8 years ago • Post starter


Hello girls! Having a boy or a girl does not matter! Treat them equally. When they are in your womb you really don't know until a scan if the child is a boy or a girl. But you still love him or her deeply because you hardly wanted that child and you were very happy to see those 2 pregnant lines.

Whichever he or she would be is your child. Besides their interest in boy or girl stuff they act the same until they grow older. Don't reflect your fears on them because they will feel it (they are also human beings) and act accordingly with your prejudice. You will be amazed to notice their fabulous emotional intelligence even from their first day. There is no competition between you and any of the child. Any of you is a unique human being, even if you have some similarities. This is a fact. Even if you have a boy or a girl they will imitate what you do and the people around. Be an example of a good human being from the first moment of their life, and do not tolerate bad behavior around the child. The last part is the most difficult one. A child's behavior is the reflexion of his environment and could be just as you imagine if you set rules and you are honest with your child.

⁂

Exercise directions> In the forum post about raising boys and girls, set down word for word everything from "Hello girls! Having" down to "2 pregnant lines.". The records play no part in this work.

(Collected data)
⁂

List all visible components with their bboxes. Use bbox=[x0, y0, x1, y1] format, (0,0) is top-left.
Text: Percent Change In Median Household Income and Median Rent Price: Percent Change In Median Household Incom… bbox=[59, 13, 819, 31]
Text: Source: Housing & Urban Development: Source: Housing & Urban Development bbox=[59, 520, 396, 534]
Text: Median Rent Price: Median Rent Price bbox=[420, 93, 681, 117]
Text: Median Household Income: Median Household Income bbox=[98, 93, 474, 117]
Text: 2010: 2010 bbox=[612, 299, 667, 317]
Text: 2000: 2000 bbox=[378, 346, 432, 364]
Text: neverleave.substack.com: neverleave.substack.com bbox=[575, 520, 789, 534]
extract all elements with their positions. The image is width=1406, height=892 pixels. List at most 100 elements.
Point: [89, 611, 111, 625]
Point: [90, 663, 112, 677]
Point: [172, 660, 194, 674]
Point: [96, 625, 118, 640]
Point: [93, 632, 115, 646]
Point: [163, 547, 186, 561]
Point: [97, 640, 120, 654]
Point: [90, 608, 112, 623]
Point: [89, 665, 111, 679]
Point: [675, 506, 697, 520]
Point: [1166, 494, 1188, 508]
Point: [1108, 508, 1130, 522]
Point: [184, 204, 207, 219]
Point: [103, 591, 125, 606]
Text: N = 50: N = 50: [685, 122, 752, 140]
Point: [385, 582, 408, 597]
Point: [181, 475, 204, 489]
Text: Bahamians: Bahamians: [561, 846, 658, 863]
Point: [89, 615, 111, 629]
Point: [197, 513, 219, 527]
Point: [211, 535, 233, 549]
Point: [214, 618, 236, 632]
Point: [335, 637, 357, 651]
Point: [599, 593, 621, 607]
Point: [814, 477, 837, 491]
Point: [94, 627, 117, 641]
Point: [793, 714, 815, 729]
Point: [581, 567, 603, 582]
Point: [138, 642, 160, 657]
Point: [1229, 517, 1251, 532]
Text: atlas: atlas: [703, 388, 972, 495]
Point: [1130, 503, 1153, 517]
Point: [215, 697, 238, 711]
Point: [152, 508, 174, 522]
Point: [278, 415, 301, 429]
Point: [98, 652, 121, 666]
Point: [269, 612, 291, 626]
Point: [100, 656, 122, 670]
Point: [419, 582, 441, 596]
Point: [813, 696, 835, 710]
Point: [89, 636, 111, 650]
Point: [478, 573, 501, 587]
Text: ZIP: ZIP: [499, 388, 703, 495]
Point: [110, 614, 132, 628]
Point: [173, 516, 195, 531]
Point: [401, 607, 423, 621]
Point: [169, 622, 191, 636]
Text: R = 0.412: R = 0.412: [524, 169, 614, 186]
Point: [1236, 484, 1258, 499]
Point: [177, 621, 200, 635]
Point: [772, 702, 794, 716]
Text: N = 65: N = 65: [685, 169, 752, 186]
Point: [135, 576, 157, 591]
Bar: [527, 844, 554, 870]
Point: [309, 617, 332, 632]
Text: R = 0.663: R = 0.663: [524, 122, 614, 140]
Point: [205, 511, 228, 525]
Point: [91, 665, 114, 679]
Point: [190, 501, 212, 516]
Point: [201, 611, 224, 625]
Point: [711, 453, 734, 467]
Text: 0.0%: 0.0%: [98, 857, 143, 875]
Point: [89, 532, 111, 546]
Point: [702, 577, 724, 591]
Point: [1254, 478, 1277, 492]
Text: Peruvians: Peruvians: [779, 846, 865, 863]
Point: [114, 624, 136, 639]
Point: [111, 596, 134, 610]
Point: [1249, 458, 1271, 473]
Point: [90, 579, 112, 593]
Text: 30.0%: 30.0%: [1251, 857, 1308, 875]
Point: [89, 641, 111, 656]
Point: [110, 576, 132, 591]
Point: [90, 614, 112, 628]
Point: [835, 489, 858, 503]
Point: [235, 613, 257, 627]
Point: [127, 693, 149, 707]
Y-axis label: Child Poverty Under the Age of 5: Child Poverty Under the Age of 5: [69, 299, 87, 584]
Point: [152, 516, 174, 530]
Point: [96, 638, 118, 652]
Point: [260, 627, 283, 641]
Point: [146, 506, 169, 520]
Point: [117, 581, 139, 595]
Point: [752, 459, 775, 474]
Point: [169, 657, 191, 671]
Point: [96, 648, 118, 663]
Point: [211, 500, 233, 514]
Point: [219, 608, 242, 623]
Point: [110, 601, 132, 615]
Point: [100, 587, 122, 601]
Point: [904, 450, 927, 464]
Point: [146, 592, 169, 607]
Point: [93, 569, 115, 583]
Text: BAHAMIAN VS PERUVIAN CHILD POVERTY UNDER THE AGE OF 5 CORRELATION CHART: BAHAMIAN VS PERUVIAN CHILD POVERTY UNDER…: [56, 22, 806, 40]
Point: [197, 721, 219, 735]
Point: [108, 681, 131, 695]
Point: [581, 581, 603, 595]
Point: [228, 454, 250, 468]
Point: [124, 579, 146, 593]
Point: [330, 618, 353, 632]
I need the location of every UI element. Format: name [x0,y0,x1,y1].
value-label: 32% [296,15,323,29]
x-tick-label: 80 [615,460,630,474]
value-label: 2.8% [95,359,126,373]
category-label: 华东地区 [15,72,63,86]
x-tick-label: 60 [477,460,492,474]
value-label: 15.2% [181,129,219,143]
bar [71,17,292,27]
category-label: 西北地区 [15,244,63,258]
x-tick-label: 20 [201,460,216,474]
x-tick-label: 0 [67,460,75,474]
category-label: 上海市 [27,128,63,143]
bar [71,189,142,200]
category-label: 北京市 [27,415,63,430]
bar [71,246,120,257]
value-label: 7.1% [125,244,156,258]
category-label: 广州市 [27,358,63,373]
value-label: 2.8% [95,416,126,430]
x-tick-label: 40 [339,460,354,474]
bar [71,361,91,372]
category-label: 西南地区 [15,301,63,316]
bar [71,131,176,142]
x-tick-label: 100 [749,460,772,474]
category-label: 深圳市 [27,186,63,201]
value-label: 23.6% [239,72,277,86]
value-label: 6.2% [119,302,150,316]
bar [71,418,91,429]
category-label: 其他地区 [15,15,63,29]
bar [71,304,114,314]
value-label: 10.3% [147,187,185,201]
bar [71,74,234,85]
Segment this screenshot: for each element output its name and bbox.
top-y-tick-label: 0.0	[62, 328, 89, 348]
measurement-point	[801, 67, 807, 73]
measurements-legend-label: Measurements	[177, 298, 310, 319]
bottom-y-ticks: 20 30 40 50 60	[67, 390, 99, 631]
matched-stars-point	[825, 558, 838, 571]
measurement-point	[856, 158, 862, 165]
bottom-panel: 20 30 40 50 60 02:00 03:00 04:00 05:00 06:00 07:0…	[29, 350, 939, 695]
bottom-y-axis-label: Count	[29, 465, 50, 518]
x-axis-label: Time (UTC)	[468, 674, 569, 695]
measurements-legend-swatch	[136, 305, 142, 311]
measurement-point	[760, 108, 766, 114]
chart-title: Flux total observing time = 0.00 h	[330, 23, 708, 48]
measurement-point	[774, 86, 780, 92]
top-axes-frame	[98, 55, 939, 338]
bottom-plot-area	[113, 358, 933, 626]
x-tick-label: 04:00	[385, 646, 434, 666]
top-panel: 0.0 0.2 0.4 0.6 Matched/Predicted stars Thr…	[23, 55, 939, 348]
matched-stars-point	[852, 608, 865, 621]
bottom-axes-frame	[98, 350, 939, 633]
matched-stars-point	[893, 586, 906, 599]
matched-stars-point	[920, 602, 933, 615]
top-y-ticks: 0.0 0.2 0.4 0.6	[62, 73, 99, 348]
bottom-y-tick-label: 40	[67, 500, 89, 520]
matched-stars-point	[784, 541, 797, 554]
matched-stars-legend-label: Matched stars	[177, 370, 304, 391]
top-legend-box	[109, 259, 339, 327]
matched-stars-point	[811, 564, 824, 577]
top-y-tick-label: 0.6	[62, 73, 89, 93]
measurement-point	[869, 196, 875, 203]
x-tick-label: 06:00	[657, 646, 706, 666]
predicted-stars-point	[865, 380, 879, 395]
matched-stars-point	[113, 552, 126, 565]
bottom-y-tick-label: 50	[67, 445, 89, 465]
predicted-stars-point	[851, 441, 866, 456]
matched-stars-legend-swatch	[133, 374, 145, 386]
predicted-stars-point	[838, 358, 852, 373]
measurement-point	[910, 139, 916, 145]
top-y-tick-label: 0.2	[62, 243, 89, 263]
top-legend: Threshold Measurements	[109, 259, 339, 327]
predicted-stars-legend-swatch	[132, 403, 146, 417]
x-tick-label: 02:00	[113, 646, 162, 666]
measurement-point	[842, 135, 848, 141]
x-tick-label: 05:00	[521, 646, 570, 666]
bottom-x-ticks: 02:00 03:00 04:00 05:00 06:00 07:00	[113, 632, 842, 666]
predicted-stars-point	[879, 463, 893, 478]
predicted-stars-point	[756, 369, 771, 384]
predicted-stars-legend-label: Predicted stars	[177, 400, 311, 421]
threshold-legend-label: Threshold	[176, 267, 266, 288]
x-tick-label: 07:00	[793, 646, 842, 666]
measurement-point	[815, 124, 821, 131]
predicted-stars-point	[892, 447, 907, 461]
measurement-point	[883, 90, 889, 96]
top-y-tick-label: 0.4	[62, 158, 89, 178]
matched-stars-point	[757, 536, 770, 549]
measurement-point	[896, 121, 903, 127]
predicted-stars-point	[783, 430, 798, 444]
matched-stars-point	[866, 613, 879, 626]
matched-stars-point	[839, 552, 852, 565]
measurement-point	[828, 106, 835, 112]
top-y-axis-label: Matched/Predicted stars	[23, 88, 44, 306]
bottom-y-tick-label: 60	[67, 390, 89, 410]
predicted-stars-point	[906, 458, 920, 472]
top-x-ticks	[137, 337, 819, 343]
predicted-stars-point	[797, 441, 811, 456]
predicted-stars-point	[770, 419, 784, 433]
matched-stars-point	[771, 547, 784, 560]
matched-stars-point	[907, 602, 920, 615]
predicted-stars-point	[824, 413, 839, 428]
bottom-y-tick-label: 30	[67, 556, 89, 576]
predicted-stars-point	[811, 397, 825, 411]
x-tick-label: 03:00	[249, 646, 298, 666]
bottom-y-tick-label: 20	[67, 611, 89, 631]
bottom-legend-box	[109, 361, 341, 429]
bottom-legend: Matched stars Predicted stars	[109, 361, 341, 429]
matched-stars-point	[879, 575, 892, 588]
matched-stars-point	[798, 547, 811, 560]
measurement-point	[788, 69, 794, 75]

⁂

Final answer>
Hello girls! Having a boy or a girl does not matter! Treat them equally. When they are in your womb you really don't know until a scan if the child is a boy or a girl. But you still love him or her deeply because you hardly wanted that child and you were very happy to see those 2 pregnant lines.